◆ Given problem
Write out the records word for word, with no pictures.

◆ Lines of data
-=-=-

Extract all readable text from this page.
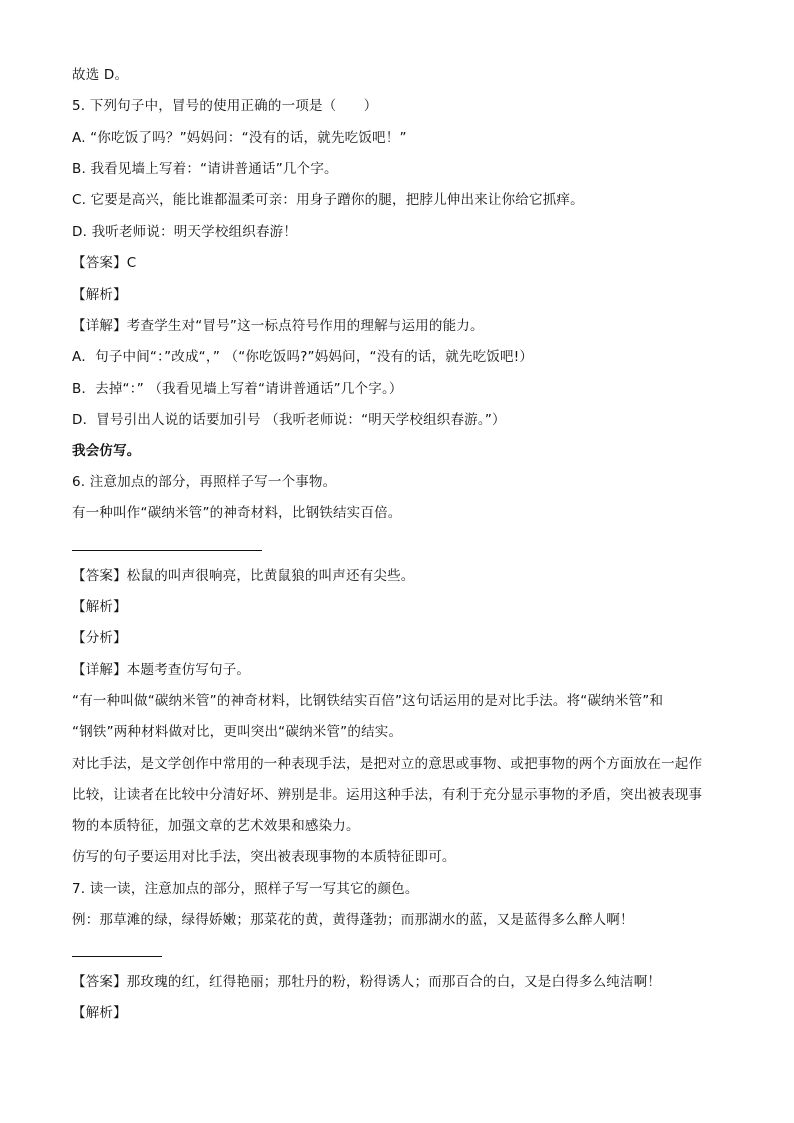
故选 D。
5. 下列句子中，冒号的使用正确的一项是（　　）
A. “你吃饭了吗？”妈妈问：“没有的话，就先吃饭吧！”
B. 我看见墙上写着：“请讲普通话”几个字。
C. 它要是高兴，能比谁都温柔可亲：用身子蹭你的腿，把脖儿伸出来让你给它抓痒。
D. 我听老师说：明天学校组织春游！
【答案】C
【解析】
【详解】考查学生对“冒号”这一标点符号作用的理解与运用的能力。
A．句子中间“：”改成“，” （“你吃饭吗?”妈妈问，“没有的话，就先吃饭吧!）
B．去掉“：” （我看见墙上写着“请讲普通话”几个字。）
D．冒号引出人说的话要加引号 （我听老师说：“明天学校组织春游。”）
我会仿写。
6. 注意加点的部分，再照样子写一个事物。
有一种叫作“碳纳米管”的神奇材料，比钢铁结实百倍。
【答案】松鼠的叫声很响亮，比黄鼠狼的叫声还有尖些。
【解析】
【分析】
【详解】本题考查仿写句子。
“有一种叫做“碳纳米管”的神奇材料，比钢铁结实百倍”这句话运用的是对比手法。将“碳纳米管”和
“钢铁”两种材料做对比，更叫突出“碳纳米管”的结实。
对比手法，是文学创作中常用的一种表现手法，是把对立的意思或事物、或把事物的两个方面放在一起作
比较，让读者在比较中分清好坏、辨别是非。运用这种手法，有利于充分显示事物的矛盾，突出被表现事
物的本质特征，加强文章的艺术效果和感染力。
仿写的句子要运用对比手法，突出被表现事物的本质特征即可。
7. 读一读，注意加点的部分，照样子写一写其它的颜色。
例：那草滩的绿，绿得娇嫩；那菜花的黄，黄得蓬勃；而那湖水的蓝，又是蓝得多么醉人啊！
【答案】那玫瑰的红，红得艳丽；那牡丹的粉，粉得诱人；而那百合的白，又是白得多么纯洁啊！
【解析】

-=-=-

◆ Finished answer
Extract all readable text from this page.
故选 D。
5. 下列句子中，冒号的使用正确的一项是（　　）
A. “你吃饭了吗？”妈妈问：“没有的话，就先吃饭吧！”
B. 我看见墙上写着：“请讲普通话”几个字。
C. 它要是高兴，能比谁都温柔可亲：用身子蹭你的腿，把脖儿伸出来让你给它抓痒。
D. 我听老师说：明天学校组织春游！
【答案】C
【解析】
【详解】考查学生对“冒号”这一标点符号作用的理解与运用的能力。
A．句子中间“：”改成“，” （“你吃饭吗?”妈妈问，“没有的话，就先吃饭吧!）
B．去掉“：” （我看见墙上写着“请讲普通话”几个字。）
D．冒号引出人说的话要加引号 （我听老师说：“明天学校组织春游。”）
我会仿写。
6. 注意加点的部分，再照样子写一个事物。
有一种叫作“碳纳米管”的神奇材料，比钢铁结实百倍。
【答案】松鼠的叫声很响亮，比黄鼠狼的叫声还有尖些。
【解析】
【分析】
【详解】本题考查仿写句子。
“有一种叫做“碳纳米管”的神奇材料，比钢铁结实百倍”这句话运用的是对比手法。将“碳纳米管”和
“钢铁”两种材料做对比，更叫突出“碳纳米管”的结实。
对比手法，是文学创作中常用的一种表现手法，是把对立的意思或事物、或把事物的两个方面放在一起作
比较，让读者在比较中分清好坏、辨别是非。运用这种手法，有利于充分显示事物的矛盾，突出被表现事
物的本质特征，加强文章的艺术效果和感染力。
仿写的句子要运用对比手法，突出被表现事物的本质特征即可。
7. 读一读，注意加点的部分，照样子写一写其它的颜色。
例：那草滩的绿，绿得娇嫩；那菜花的黄，黄得蓬勃；而那湖水的蓝，又是蓝得多么醉人啊！
【答案】那玫瑰的红，红得艳丽；那牡丹的粉，粉得诱人；而那百合的白，又是白得多么纯洁啊！
【解析】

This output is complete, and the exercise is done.